Source material =>
----

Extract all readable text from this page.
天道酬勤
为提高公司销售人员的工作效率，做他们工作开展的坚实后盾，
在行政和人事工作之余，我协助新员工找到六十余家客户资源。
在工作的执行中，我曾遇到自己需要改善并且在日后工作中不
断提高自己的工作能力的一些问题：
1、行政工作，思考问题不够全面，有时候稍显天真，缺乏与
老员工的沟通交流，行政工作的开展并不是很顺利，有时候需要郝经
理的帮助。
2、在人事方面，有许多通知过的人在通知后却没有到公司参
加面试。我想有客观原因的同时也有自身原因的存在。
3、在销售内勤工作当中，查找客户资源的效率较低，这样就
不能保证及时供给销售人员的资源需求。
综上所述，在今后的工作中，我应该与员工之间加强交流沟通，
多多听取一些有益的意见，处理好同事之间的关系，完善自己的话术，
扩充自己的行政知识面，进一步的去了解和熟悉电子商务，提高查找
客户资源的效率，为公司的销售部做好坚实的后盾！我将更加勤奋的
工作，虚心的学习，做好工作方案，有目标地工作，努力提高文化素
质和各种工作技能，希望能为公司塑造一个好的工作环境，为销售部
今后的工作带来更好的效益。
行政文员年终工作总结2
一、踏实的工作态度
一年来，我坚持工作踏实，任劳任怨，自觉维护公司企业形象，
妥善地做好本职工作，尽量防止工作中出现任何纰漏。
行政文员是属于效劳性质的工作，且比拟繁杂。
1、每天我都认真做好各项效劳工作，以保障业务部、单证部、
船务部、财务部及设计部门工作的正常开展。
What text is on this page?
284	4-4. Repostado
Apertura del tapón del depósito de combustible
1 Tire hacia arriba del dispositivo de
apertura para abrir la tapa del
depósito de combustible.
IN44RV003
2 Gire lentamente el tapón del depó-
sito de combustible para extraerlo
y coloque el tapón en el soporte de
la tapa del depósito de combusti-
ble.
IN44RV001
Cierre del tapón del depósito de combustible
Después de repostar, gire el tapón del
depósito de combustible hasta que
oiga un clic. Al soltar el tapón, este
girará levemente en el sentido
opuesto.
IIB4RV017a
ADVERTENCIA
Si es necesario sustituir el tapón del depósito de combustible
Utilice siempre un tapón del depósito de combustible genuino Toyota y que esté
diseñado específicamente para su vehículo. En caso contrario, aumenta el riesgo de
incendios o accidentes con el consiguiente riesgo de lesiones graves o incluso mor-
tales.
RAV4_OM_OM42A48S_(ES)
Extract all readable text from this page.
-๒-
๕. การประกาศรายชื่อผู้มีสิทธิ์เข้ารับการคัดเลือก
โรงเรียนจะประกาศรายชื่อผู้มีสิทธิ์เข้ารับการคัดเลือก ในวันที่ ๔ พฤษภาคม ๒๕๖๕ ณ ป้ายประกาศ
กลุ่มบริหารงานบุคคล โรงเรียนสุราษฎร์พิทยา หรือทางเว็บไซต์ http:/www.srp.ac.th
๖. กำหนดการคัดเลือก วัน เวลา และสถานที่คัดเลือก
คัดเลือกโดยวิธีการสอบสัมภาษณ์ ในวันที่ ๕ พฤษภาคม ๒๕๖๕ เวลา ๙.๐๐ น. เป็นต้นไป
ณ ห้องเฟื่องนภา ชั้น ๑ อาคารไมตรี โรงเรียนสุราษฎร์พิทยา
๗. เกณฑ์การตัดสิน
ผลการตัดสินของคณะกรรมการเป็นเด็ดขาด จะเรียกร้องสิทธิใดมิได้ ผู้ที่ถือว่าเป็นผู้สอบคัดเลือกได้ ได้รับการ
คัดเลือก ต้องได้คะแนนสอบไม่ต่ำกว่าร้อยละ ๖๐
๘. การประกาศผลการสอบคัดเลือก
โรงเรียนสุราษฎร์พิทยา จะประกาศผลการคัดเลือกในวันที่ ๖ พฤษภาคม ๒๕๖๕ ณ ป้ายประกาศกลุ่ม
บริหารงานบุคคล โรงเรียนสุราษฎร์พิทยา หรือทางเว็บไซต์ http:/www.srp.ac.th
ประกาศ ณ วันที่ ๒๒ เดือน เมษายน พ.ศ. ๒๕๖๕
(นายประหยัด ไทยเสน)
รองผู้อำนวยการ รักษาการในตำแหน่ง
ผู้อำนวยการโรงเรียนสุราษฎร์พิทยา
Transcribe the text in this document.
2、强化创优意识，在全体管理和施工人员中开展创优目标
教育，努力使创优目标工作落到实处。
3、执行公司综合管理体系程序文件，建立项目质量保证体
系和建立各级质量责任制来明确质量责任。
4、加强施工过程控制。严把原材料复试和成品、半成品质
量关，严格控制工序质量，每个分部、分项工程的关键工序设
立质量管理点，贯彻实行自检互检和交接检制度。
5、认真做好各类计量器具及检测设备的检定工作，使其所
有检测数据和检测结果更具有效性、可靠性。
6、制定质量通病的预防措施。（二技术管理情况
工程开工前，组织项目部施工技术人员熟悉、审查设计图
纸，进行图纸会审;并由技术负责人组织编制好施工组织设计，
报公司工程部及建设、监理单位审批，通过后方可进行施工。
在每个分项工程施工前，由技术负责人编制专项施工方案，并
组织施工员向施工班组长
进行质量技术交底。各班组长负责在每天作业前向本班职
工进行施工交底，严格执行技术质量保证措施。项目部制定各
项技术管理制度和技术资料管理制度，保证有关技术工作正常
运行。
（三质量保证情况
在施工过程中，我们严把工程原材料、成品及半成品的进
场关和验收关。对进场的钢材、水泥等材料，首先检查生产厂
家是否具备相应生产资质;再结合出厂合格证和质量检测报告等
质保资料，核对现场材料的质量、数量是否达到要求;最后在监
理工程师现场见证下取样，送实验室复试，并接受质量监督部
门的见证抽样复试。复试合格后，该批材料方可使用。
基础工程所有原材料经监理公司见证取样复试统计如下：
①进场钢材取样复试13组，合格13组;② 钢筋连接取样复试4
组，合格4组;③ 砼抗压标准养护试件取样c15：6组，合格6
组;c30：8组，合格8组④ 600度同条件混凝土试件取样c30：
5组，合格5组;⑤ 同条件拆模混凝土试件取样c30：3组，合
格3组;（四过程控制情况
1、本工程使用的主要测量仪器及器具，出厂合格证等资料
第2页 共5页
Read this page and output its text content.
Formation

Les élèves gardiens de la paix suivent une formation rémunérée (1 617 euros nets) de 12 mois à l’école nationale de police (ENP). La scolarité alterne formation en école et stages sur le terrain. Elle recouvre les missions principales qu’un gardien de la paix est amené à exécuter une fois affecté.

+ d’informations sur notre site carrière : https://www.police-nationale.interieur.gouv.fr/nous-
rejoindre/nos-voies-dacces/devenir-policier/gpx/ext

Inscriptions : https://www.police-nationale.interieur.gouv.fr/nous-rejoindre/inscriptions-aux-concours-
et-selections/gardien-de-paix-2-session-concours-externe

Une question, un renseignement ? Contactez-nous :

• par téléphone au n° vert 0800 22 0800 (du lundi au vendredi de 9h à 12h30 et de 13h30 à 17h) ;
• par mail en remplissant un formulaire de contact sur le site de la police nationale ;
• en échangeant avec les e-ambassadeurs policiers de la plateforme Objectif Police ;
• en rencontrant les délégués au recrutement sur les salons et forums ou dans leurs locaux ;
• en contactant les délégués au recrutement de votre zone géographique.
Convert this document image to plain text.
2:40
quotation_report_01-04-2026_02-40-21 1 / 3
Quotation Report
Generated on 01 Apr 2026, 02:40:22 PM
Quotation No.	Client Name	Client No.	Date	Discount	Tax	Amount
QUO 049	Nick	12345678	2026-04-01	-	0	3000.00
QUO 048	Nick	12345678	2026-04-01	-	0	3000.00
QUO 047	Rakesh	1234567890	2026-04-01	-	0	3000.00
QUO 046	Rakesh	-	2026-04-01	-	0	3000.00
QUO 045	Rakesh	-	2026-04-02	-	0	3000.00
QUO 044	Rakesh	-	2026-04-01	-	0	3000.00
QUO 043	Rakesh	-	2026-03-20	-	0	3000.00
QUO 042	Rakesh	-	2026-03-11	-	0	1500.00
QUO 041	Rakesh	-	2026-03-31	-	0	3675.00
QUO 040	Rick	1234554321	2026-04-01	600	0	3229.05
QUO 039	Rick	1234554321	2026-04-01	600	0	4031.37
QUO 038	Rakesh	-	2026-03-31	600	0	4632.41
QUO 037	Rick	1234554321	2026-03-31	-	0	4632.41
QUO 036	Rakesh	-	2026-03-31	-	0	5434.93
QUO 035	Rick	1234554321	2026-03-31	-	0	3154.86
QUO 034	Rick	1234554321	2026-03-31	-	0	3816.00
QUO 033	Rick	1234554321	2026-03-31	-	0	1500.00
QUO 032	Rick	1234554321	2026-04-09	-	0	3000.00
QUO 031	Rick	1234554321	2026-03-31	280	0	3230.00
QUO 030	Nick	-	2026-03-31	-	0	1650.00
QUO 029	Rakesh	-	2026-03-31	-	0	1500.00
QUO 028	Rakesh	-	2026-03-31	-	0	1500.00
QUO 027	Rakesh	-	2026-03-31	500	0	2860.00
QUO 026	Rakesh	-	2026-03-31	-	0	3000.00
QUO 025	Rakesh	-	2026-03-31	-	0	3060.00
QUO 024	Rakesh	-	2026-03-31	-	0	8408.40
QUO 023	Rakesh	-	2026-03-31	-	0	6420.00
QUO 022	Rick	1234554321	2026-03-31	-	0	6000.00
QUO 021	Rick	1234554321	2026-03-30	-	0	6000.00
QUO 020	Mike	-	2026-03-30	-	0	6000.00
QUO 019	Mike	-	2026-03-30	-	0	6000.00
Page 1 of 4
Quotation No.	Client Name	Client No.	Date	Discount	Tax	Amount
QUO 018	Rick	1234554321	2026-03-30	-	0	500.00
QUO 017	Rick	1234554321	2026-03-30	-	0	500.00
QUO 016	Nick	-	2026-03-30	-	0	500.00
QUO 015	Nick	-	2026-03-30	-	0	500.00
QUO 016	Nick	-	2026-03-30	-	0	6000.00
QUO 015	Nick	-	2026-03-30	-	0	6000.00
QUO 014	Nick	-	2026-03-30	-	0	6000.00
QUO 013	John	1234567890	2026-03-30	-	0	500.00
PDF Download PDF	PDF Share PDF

----

Problem to solve =>
Copy every line of the listing that includes the string "Nick".

Task solution =>
QUO 049	Nick	12345678	2026-04-01	-	0	3000.00
QUO 048	Nick	12345678	2026-04-01	-	0	3000.00
QUO 030	Nick	-	2026-03-31	-	0	1650.00
QUO 016	Nick	-	2026-03-30	-	0	500.00
QUO 015	Nick	-	2026-03-30	-	0	500.00
QUO 016	Nick	-	2026-03-30	-	0	6000.00
QUO 015	Nick	-	2026-03-30	-	0	6000.00
QUO 014	Nick	-	2026-03-30	-	0	6000.00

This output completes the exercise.